**GOAL**
Return all lines that include the string "SDTVAR".

**Items from a figure collection**
-*-
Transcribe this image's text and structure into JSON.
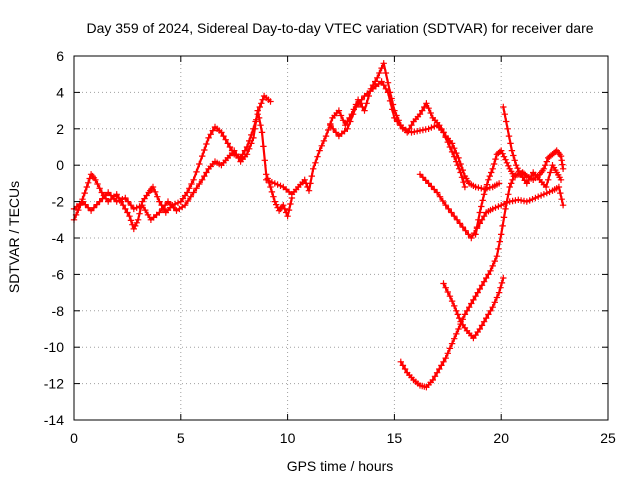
{
  "chart_data": {
    "type": "scatter",
    "title": "Day 359 of 2024, Sidereal Day-to-day VTEC variation (SDTVAR) for receiver dare",
    "xlabel": "GPS time / hours",
    "ylabel": "SDTVAR / TECUs",
    "xlim": [
      0,
      25
    ],
    "ylim": [
      -14,
      6
    ],
    "xticks": [
      0,
      5,
      10,
      15,
      20,
      25
    ],
    "yticks": [
      -14,
      -12,
      -10,
      -8,
      -6,
      -4,
      -2,
      0,
      2,
      4,
      6
    ],
    "grid": true,
    "marker": "+",
    "color": "#ff0000",
    "series": [
      {
        "points": [
          [
            0,
            -3.0
          ],
          [
            0.3,
            -2.2
          ],
          [
            0.6,
            -1.2
          ],
          [
            0.8,
            -0.5
          ],
          [
            1.0,
            -0.8
          ],
          [
            1.3,
            -1.5
          ],
          [
            1.6,
            -2.0
          ],
          [
            2.0,
            -1.6
          ],
          [
            2.3,
            -2.2
          ],
          [
            2.6,
            -2.8
          ],
          [
            2.8,
            -3.5
          ],
          [
            3.0,
            -3.0
          ],
          [
            3.2,
            -2.0
          ],
          [
            3.5,
            -1.5
          ],
          [
            3.7,
            -1.2
          ],
          [
            4.0,
            -2.0
          ],
          [
            4.3,
            -2.6
          ],
          [
            4.6,
            -2.2
          ],
          [
            5.0,
            -2.0
          ],
          [
            5.3,
            -1.5
          ],
          [
            5.6,
            -0.8
          ],
          [
            6.0,
            0.5
          ],
          [
            6.3,
            1.5
          ],
          [
            6.6,
            2.1
          ],
          [
            6.9,
            1.8
          ],
          [
            7.2,
            1.2
          ],
          [
            7.5,
            0.6
          ],
          [
            7.8,
            0.4
          ],
          [
            8.1,
            1.0
          ],
          [
            8.4,
            2.0
          ],
          [
            8.7,
            3.2
          ],
          [
            8.9,
            3.8
          ],
          [
            9.2,
            3.5
          ]
        ]
      },
      {
        "points": [
          [
            0,
            -2.4
          ],
          [
            0.4,
            -2.0
          ],
          [
            0.8,
            -2.5
          ],
          [
            1.2,
            -2.0
          ],
          [
            1.6,
            -1.5
          ],
          [
            2.0,
            -2.0
          ],
          [
            2.4,
            -1.8
          ],
          [
            2.8,
            -2.4
          ],
          [
            3.2,
            -2.2
          ],
          [
            3.6,
            -3.0
          ],
          [
            4.0,
            -2.6
          ],
          [
            4.4,
            -2.0
          ],
          [
            4.8,
            -2.5
          ],
          [
            5.2,
            -2.2
          ],
          [
            5.6,
            -1.5
          ],
          [
            6.0,
            -0.8
          ],
          [
            6.3,
            -0.2
          ],
          [
            6.6,
            0.2
          ],
          [
            6.9,
            0.0
          ],
          [
            7.2,
            0.4
          ],
          [
            7.5,
            0.8
          ],
          [
            7.8,
            0.2
          ],
          [
            8.1,
            0.6
          ],
          [
            8.4,
            1.5
          ],
          [
            8.6,
            3.0
          ],
          [
            8.8,
            1.8
          ],
          [
            9.0,
            -0.5
          ],
          [
            9.2,
            -1.2
          ],
          [
            9.4,
            -2.0
          ],
          [
            9.6,
            -2.5
          ],
          [
            9.8,
            -2.2
          ],
          [
            10.0,
            -2.8
          ],
          [
            10.2,
            -1.8
          ]
        ]
      },
      {
        "points": [
          [
            9.0,
            -0.8
          ],
          [
            9.4,
            -1.0
          ],
          [
            9.8,
            -1.2
          ],
          [
            10.2,
            -1.6
          ],
          [
            10.5,
            -1.2
          ],
          [
            10.8,
            -0.8
          ],
          [
            11.0,
            -1.4
          ],
          [
            11.2,
            -0.2
          ],
          [
            11.5,
            0.8
          ],
          [
            11.8,
            1.6
          ],
          [
            12.1,
            2.6
          ],
          [
            12.4,
            3.0
          ],
          [
            12.7,
            2.2
          ],
          [
            13.0,
            2.8
          ],
          [
            13.3,
            3.6
          ],
          [
            13.6,
            3.0
          ],
          [
            13.9,
            4.2
          ],
          [
            14.2,
            4.8
          ],
          [
            14.5,
            5.6
          ],
          [
            14.8,
            4.0
          ],
          [
            15.0,
            3.0
          ],
          [
            15.3,
            2.2
          ],
          [
            15.6,
            1.8
          ],
          [
            15.9,
            2.4
          ],
          [
            16.2,
            2.8
          ],
          [
            16.5,
            3.4
          ],
          [
            16.8,
            2.6
          ],
          [
            17.1,
            2.2
          ],
          [
            17.4,
            1.6
          ],
          [
            17.7,
            1.2
          ],
          [
            18.0,
            0.4
          ],
          [
            18.3,
            -0.6
          ],
          [
            18.5,
            -1.0
          ],
          [
            18.8,
            -1.2
          ],
          [
            19.2,
            -1.3
          ],
          [
            19.6,
            -1.2
          ],
          [
            19.9,
            -1.0
          ]
        ]
      },
      {
        "points": [
          [
            12.0,
            2.2
          ],
          [
            12.4,
            1.6
          ],
          [
            12.8,
            2.0
          ],
          [
            13.2,
            3.2
          ],
          [
            13.6,
            3.8
          ],
          [
            14.0,
            4.2
          ],
          [
            14.4,
            4.6
          ],
          [
            14.7,
            4.0
          ],
          [
            15.0,
            2.6
          ],
          [
            15.4,
            2.0
          ],
          [
            15.8,
            1.8
          ],
          [
            16.2,
            1.9
          ],
          [
            16.6,
            2.0
          ],
          [
            17.0,
            2.2
          ],
          [
            17.3,
            1.8
          ],
          [
            17.6,
            1.0
          ],
          [
            17.9,
            0.2
          ],
          [
            18.1,
            -0.4
          ],
          [
            18.3,
            -1.2
          ]
        ]
      },
      {
        "points": [
          [
            16.2,
            -0.5
          ],
          [
            16.6,
            -1.0
          ],
          [
            17.0,
            -1.5
          ],
          [
            17.4,
            -2.2
          ],
          [
            17.8,
            -2.8
          ],
          [
            18.2,
            -3.4
          ],
          [
            18.6,
            -4.0
          ],
          [
            19.0,
            -3.2
          ],
          [
            19.3,
            -2.6
          ],
          [
            19.6,
            -2.4
          ],
          [
            20.0,
            -2.2
          ],
          [
            20.4,
            -2.0
          ],
          [
            20.8,
            -1.9
          ],
          [
            21.2,
            -2.0
          ],
          [
            21.6,
            -1.8
          ],
          [
            22.0,
            -1.6
          ],
          [
            22.4,
            -1.4
          ],
          [
            22.7,
            -1.2
          ],
          [
            22.9,
            -2.2
          ]
        ]
      },
      {
        "points": [
          [
            18.8,
            -3.8
          ],
          [
            19.0,
            -2.6
          ],
          [
            19.2,
            -1.6
          ],
          [
            19.4,
            -0.8
          ],
          [
            19.6,
            -0.2
          ],
          [
            19.8,
            0.6
          ],
          [
            20.0,
            0.8
          ],
          [
            20.2,
            0.3
          ],
          [
            20.4,
            -0.2
          ],
          [
            20.6,
            -0.6
          ],
          [
            20.8,
            -0.5
          ],
          [
            21.0,
            -0.4
          ],
          [
            21.2,
            -0.6
          ],
          [
            21.5,
            -0.8
          ],
          [
            21.8,
            -0.5
          ],
          [
            22.0,
            -0.2
          ],
          [
            22.2,
            0.4
          ],
          [
            22.4,
            0.6
          ],
          [
            22.6,
            0.8
          ],
          [
            22.8,
            0.5
          ],
          [
            22.9,
            -0.2
          ]
        ]
      },
      {
        "points": [
          [
            20.1,
            3.2
          ],
          [
            20.3,
            2.0
          ],
          [
            20.5,
            0.8
          ],
          [
            20.7,
            0.0
          ],
          [
            20.9,
            -0.5
          ],
          [
            21.2,
            -1.0
          ],
          [
            21.5,
            -0.4
          ],
          [
            21.8,
            -0.8
          ],
          [
            22.1,
            -1.2
          ],
          [
            22.4,
            0.0
          ],
          [
            22.6,
            -0.4
          ],
          [
            22.8,
            -0.8
          ]
        ]
      },
      {
        "points": [
          [
            15.3,
            -10.8
          ],
          [
            15.6,
            -11.4
          ],
          [
            15.9,
            -11.8
          ],
          [
            16.2,
            -12.1
          ],
          [
            16.5,
            -12.2
          ],
          [
            16.8,
            -11.8
          ],
          [
            17.1,
            -11.2
          ],
          [
            17.4,
            -10.6
          ],
          [
            17.7,
            -9.8
          ],
          [
            18.0,
            -9.0
          ],
          [
            18.3,
            -8.2
          ],
          [
            18.6,
            -7.6
          ],
          [
            18.9,
            -7.0
          ],
          [
            19.2,
            -6.4
          ],
          [
            19.5,
            -5.8
          ],
          [
            19.8,
            -5.0
          ],
          [
            20.0,
            -3.8
          ],
          [
            20.2,
            -2.4
          ],
          [
            20.4,
            -1.2
          ],
          [
            20.6,
            -0.6
          ]
        ]
      },
      {
        "points": [
          [
            17.3,
            -6.5
          ],
          [
            17.6,
            -7.2
          ],
          [
            17.9,
            -8.0
          ],
          [
            18.1,
            -8.6
          ],
          [
            18.4,
            -9.1
          ],
          [
            18.7,
            -9.5
          ],
          [
            19.0,
            -9.0
          ],
          [
            19.3,
            -8.4
          ],
          [
            19.6,
            -7.8
          ],
          [
            19.9,
            -7.0
          ],
          [
            20.1,
            -6.2
          ]
        ]
      }
    ]
  }
}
-*-
**EXERCISE OUTPUT**
    "title": "Day 359 of 2024, Sidereal Day-to-day VTEC variation (SDTVAR) for receiver dare",
    "ylabel": "SDTVAR / TECUs",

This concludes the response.